▸ **Work required**
What follows is a set of records; repeat all of them exactly.
*** Listed entries
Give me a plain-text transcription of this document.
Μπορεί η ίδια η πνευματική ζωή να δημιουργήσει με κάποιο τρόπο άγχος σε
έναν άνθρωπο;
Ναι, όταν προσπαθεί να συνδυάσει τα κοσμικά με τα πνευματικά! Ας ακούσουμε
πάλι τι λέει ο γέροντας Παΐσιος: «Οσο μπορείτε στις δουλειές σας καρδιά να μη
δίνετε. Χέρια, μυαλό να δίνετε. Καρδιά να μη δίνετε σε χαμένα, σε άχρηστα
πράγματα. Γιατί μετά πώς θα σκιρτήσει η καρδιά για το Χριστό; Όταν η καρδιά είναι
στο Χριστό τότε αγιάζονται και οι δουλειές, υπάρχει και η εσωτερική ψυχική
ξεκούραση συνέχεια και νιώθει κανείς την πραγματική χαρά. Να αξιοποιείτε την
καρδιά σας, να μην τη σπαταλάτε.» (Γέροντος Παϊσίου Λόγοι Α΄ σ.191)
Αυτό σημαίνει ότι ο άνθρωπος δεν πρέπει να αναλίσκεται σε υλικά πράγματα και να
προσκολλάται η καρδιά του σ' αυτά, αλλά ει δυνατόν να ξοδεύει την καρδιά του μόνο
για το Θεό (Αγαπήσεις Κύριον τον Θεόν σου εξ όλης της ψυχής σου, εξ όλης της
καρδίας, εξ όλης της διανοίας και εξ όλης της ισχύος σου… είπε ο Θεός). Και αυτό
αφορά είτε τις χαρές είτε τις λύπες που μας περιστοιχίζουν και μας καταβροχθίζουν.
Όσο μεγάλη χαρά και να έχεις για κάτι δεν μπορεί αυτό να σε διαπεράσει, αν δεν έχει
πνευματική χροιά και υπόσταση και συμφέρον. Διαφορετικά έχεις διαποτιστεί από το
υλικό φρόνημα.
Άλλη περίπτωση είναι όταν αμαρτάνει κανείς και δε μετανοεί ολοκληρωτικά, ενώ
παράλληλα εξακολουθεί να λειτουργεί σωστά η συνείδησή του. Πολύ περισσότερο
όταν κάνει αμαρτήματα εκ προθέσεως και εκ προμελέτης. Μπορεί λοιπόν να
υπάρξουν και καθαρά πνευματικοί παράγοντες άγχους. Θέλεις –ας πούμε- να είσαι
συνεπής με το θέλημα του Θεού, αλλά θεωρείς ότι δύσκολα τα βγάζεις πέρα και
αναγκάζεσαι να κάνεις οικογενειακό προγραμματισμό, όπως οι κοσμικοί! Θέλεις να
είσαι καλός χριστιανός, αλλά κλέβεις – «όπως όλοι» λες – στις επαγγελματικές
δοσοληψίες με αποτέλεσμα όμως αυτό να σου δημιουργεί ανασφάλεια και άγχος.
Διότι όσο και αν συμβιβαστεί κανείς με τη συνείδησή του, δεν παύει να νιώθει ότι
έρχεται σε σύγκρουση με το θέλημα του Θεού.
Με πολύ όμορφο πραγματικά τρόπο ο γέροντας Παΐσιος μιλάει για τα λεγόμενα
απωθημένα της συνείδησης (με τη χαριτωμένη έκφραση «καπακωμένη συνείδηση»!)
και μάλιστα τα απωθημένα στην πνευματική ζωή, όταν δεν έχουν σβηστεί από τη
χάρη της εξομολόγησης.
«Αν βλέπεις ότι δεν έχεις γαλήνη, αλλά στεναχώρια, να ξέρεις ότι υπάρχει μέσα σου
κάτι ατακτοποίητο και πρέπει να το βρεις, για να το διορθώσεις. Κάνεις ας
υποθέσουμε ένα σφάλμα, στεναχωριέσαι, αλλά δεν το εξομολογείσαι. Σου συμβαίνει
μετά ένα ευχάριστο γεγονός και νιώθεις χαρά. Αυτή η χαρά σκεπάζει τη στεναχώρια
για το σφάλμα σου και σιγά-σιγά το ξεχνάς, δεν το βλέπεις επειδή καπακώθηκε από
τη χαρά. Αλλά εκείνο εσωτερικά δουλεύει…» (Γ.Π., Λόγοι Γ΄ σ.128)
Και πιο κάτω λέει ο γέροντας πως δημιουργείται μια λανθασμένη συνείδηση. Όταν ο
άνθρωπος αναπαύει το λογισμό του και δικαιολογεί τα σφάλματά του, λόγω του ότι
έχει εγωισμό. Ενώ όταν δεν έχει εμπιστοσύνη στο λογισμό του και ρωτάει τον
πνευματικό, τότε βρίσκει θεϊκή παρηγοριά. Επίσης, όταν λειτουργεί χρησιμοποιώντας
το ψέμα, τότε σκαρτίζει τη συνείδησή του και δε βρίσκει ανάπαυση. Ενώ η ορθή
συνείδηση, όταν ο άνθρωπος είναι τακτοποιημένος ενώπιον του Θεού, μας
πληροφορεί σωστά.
******
▸ **Reply to the task**
Give me a plain-text transcription of this document.
Μπορεί η ίδια η πνευματική ζωή να δημιουργήσει με κάποιο τρόπο άγχος σε
έναν άνθρωπο;
Ναι, όταν προσπαθεί να συνδυάσει τα κοσμικά με τα πνευματικά! Ας ακούσουμε
πάλι τι λέει ο γέροντας Παΐσιος: «Οσο μπορείτε στις δουλειές σας καρδιά να μη
δίνετε. Χέρια, μυαλό να δίνετε. Καρδιά να μη δίνετε σε χαμένα, σε άχρηστα
πράγματα. Γιατί μετά πώς θα σκιρτήσει η καρδιά για το Χριστό; Όταν η καρδιά είναι
στο Χριστό τότε αγιάζονται και οι δουλειές, υπάρχει και η εσωτερική ψυχική
ξεκούραση συνέχεια και νιώθει κανείς την πραγματική χαρά. Να αξιοποιείτε την
καρδιά σας, να μην τη σπαταλάτε.» (Γέροντος Παϊσίου Λόγοι Α΄ σ.191)
Αυτό σημαίνει ότι ο άνθρωπος δεν πρέπει να αναλίσκεται σε υλικά πράγματα και να
προσκολλάται η καρδιά του σ' αυτά, αλλά ει δυνατόν να ξοδεύει την καρδιά του μόνο
για το Θεό (Αγαπήσεις Κύριον τον Θεόν σου εξ όλης της ψυχής σου, εξ όλης της
καρδίας, εξ όλης της διανοίας και εξ όλης της ισχύος σου… είπε ο Θεός). Και αυτό
αφορά είτε τις χαρές είτε τις λύπες που μας περιστοιχίζουν και μας καταβροχθίζουν.
Όσο μεγάλη χαρά και να έχεις για κάτι δεν μπορεί αυτό να σε διαπεράσει, αν δεν έχει
πνευματική χροιά και υπόσταση και συμφέρον. Διαφορετικά έχεις διαποτιστεί από το
υλικό φρόνημα.
Άλλη περίπτωση είναι όταν αμαρτάνει κανείς και δε μετανοεί ολοκληρωτικά, ενώ
παράλληλα εξακολουθεί να λειτουργεί σωστά η συνείδησή του. Πολύ περισσότερο
όταν κάνει αμαρτήματα εκ προθέσεως και εκ προμελέτης. Μπορεί λοιπόν να
υπάρξουν και καθαρά πνευματικοί παράγοντες άγχους. Θέλεις –ας πούμε- να είσαι
συνεπής με το θέλημα του Θεού, αλλά θεωρείς ότι δύσκολα τα βγάζεις πέρα και
αναγκάζεσαι να κάνεις οικογενειακό προγραμματισμό, όπως οι κοσμικοί! Θέλεις να
είσαι καλός χριστιανός, αλλά κλέβεις – «όπως όλοι» λες – στις επαγγελματικές
δοσοληψίες με αποτέλεσμα όμως αυτό να σου δημιουργεί ανασφάλεια και άγχος.
Διότι όσο και αν συμβιβαστεί κανείς με τη συνείδησή του, δεν παύει να νιώθει ότι
έρχεται σε σύγκρουση με το θέλημα του Θεού.
Με πολύ όμορφο πραγματικά τρόπο ο γέροντας Παΐσιος μιλάει για τα λεγόμενα
απωθημένα της συνείδησης (με τη χαριτωμένη έκφραση «καπακωμένη συνείδηση»!)
και μάλιστα τα απωθημένα στην πνευματική ζωή, όταν δεν έχουν σβηστεί από τη
χάρη της εξομολόγησης.
«Αν βλέπεις ότι δεν έχεις γαλήνη, αλλά στεναχώρια, να ξέρεις ότι υπάρχει μέσα σου
κάτι ατακτοποίητο και πρέπει να το βρεις, για να το διορθώσεις. Κάνεις ας
υποθέσουμε ένα σφάλμα, στεναχωριέσαι, αλλά δεν το εξομολογείσαι. Σου συμβαίνει
μετά ένα ευχάριστο γεγονός και νιώθεις χαρά. Αυτή η χαρά σκεπάζει τη στεναχώρια
για το σφάλμα σου και σιγά-σιγά το ξεχνάς, δεν το βλέπεις επειδή καπακώθηκε από
τη χαρά. Αλλά εκείνο εσωτερικά δουλεύει…» (Γ.Π., Λόγοι Γ΄ σ.128)
Και πιο κάτω λέει ο γέροντας πως δημιουργείται μια λανθασμένη συνείδηση. Όταν ο
άνθρωπος αναπαύει το λογισμό του και δικαιολογεί τα σφάλματά του, λόγω του ότι
έχει εγωισμό. Ενώ όταν δεν έχει εμπιστοσύνη στο λογισμό του και ρωτάει τον
πνευματικό, τότε βρίσκει θεϊκή παρηγοριά. Επίσης, όταν λειτουργεί χρησιμοποιώντας
το ψέμα, τότε σκαρτίζει τη συνείδησή του και δε βρίσκει ανάπαυση. Ενώ η ορθή
συνείδηση, όταν ο άνθρωπος είναι τακτοποιημένος ενώπιον του Θεού, μας
πληροφορεί σωστά.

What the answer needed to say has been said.